◆ Task description ◆
Could you write out the records below exactly as they appear?

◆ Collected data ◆
--- --- ---

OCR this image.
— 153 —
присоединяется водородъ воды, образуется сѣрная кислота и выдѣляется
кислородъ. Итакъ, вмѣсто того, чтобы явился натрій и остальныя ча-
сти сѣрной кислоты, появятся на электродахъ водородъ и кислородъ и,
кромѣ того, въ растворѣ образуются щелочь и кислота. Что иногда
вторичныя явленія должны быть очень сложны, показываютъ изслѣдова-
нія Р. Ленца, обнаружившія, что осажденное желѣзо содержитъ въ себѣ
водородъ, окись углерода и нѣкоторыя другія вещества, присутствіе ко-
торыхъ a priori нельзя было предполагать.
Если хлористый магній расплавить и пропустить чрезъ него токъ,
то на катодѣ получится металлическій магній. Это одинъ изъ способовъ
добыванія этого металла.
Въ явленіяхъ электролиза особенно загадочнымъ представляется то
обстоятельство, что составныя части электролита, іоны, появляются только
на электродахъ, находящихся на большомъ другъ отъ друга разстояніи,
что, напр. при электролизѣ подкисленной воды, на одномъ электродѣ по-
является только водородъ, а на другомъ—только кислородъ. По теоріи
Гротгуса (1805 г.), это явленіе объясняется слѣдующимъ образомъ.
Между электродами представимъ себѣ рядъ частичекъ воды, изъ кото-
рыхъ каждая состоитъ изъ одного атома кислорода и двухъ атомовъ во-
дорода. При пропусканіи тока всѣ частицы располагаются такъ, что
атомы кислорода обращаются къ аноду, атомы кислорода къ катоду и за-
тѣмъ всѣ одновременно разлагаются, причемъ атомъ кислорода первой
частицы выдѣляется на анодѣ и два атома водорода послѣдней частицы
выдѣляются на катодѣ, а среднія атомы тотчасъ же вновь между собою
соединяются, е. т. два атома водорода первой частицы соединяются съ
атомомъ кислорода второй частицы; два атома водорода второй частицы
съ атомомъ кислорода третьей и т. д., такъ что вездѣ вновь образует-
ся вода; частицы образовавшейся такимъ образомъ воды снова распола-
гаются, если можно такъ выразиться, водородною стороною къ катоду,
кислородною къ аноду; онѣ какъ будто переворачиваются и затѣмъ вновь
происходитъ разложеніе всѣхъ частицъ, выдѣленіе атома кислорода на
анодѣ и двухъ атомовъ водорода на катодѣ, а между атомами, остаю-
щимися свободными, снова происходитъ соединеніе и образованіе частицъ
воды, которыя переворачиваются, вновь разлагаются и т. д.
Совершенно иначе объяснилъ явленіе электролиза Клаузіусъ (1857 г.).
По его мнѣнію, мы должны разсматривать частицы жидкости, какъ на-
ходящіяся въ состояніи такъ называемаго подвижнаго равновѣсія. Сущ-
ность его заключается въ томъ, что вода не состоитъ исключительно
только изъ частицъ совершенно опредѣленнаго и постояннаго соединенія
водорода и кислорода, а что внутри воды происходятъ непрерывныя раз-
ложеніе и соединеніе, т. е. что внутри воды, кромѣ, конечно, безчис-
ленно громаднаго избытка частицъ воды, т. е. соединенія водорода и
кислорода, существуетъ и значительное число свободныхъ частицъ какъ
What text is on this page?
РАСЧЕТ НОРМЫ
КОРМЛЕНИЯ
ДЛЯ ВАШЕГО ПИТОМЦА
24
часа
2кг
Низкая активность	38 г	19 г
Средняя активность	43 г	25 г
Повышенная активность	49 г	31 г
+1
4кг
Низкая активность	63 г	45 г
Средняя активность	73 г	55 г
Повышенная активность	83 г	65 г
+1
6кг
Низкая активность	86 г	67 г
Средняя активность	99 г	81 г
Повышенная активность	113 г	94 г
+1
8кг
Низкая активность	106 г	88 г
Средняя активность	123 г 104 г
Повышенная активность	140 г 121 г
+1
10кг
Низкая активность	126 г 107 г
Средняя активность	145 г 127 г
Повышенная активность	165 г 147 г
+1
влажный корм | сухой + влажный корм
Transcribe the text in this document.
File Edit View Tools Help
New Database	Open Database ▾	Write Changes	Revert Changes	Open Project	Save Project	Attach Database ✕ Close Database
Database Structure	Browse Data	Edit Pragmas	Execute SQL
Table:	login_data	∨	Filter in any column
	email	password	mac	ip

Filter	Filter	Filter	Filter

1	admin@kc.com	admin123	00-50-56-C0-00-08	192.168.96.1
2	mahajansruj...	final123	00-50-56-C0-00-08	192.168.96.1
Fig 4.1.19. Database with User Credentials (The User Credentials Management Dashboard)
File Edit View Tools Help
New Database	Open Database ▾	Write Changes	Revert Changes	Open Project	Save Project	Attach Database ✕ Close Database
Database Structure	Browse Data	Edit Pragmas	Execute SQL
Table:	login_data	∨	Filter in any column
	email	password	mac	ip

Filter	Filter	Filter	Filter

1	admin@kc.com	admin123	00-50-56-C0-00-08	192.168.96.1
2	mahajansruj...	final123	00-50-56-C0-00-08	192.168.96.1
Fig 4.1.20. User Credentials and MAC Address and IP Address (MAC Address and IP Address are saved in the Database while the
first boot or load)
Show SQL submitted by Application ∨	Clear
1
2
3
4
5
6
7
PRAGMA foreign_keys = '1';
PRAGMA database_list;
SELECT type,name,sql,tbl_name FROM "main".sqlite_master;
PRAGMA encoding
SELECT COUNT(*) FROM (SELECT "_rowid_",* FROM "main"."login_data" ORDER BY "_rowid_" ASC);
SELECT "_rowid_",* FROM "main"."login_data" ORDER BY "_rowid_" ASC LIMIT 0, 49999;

--- --- ---

◆ Complete output ◆
OCR this image.
— 153 —
присоединяется водородъ воды, образуется сѣрная кислота и выдѣляется
кислородъ. Итакъ, вмѣсто того, чтобы явился натрій и остальныя ча-
сти сѣрной кислоты, появятся на электродахъ водородъ и кислородъ и,
кромѣ того, въ растворѣ образуются щелочь и кислота. Что иногда
вторичныя явленія должны быть очень сложны, показываютъ изслѣдова-
нія Р. Ленца, обнаружившія, что осажденное желѣзо содержитъ въ себѣ
водородъ, окись углерода и нѣкоторыя другія вещества, присутствіе ко-
торыхъ a priori нельзя было предполагать.
Если хлористый магній расплавить и пропустить чрезъ него токъ,
то на катодѣ получится металлическій магній. Это одинъ изъ способовъ
добыванія этого металла.
Въ явленіяхъ электролиза особенно загадочнымъ представляется то
обстоятельство, что составныя части электролита, іоны, появляются только
на электродахъ, находящихся на большомъ другъ отъ друга разстояніи,
что, напр. при электролизѣ подкисленной воды, на одномъ электродѣ по-
является только водородъ, а на другомъ—только кислородъ. По теоріи
Гротгуса (1805 г.), это явленіе объясняется слѣдующимъ образомъ.
Между электродами представимъ себѣ рядъ частичекъ воды, изъ кото-
рыхъ каждая состоитъ изъ одного атома кислорода и двухъ атомовъ во-
дорода. При пропусканіи тока всѣ частицы располагаются такъ, что
атомы кислорода обращаются къ аноду, атомы кислорода къ катоду и за-
тѣмъ всѣ одновременно разлагаются, причемъ атомъ кислорода первой
частицы выдѣляется на анодѣ и два атома водорода послѣдней частицы
выдѣляются на катодѣ, а среднія атомы тотчасъ же вновь между собою
соединяются, е. т. два атома водорода первой частицы соединяются съ
атомомъ кислорода второй частицы; два атома водорода второй частицы
съ атомомъ кислорода третьей и т. д., такъ что вездѣ вновь образует-
ся вода; частицы образовавшейся такимъ образомъ воды снова распола-
гаются, если можно такъ выразиться, водородною стороною къ катоду,
кислородною къ аноду; онѣ какъ будто переворачиваются и затѣмъ вновь
происходитъ разложеніе всѣхъ частицъ, выдѣленіе атома кислорода на
анодѣ и двухъ атомовъ водорода на катодѣ, а между атомами, остаю-
щимися свободными, снова происходитъ соединеніе и образованіе частицъ
воды, которыя переворачиваются, вновь разлагаются и т. д.
Совершенно иначе объяснилъ явленіе электролиза Клаузіусъ (1857 г.).
По его мнѣнію, мы должны разсматривать частицы жидкости, какъ на-
ходящіяся въ состояніи такъ называемаго подвижнаго равновѣсія. Сущ-
ность его заключается въ томъ, что вода не состоитъ исключительно
только изъ частицъ совершенно опредѣленнаго и постояннаго соединенія
водорода и кислорода, а что внутри воды происходятъ непрерывныя раз-
ложеніе и соединеніе, т. е. что внутри воды, кромѣ, конечно, безчис-
ленно громаднаго избытка частицъ воды, т. е. соединенія водорода и
кислорода, существуетъ и значительное число свободныхъ частицъ какъ
What text is on this page?
РАСЧЕТ НОРМЫ
КОРМЛЕНИЯ
ДЛЯ ВАШЕГО ПИТОМЦА
24
часа
2кг
Низкая активность	38 г	19 г
Средняя активность	43 г	25 г
Повышенная активность	49 г	31 г
+1
4кг
Низкая активность	63 г	45 г
Средняя активность	73 г	55 г
Повышенная активность	83 г	65 г
+1
6кг
Низкая активность	86 г	67 г
Средняя активность	99 г	81 г
Повышенная активность	113 г	94 г
+1
8кг
Низкая активность	106 г	88 г
Средняя активность	123 г 104 г
Повышенная активность	140 г 121 г
+1
10кг
Низкая активность	126 г 107 г
Средняя активность	145 г 127 г
Повышенная активность	165 г 147 г
+1
влажный корм | сухой + влажный корм
Transcribe the text in this document.
File Edit View Tools Help
New Database	Open Database ▾	Write Changes	Revert Changes	Open Project	Save Project	Attach Database ✕ Close Database
Database Structure	Browse Data	Edit Pragmas	Execute SQL
Table:	login_data	∨	Filter in any column
	email	password	mac	ip

Filter	Filter	Filter	Filter

1	admin@kc.com	admin123	00-50-56-C0-00-08	192.168.96.1
2	mahajansruj...	final123	00-50-56-C0-00-08	192.168.96.1
Fig 4.1.19. Database with User Credentials (The User Credentials Management Dashboard)
File Edit View Tools Help
New Database	Open Database ▾	Write Changes	Revert Changes	Open Project	Save Project	Attach Database ✕ Close Database
Database Structure	Browse Data	Edit Pragmas	Execute SQL
Table:	login_data	∨	Filter in any column
	email	password	mac	ip

Filter	Filter	Filter	Filter

1	admin@kc.com	admin123	00-50-56-C0-00-08	192.168.96.1
2	mahajansruj...	final123	00-50-56-C0-00-08	192.168.96.1
Fig 4.1.20. User Credentials and MAC Address and IP Address (MAC Address and IP Address are saved in the Database while the
first boot or load)
Show SQL submitted by Application ∨	Clear
1
2
3
4
5
6
7
PRAGMA foreign_keys = '1';
PRAGMA database_list;
SELECT type,name,sql,tbl_name FROM "main".sqlite_master;
PRAGMA encoding
SELECT COUNT(*) FROM (SELECT "_rowid_",* FROM "main"."login_data" ORDER BY "_rowid_" ASC);
SELECT "_rowid_",* FROM "main"."login_data" ORDER BY "_rowid_" ASC LIMIT 0, 49999;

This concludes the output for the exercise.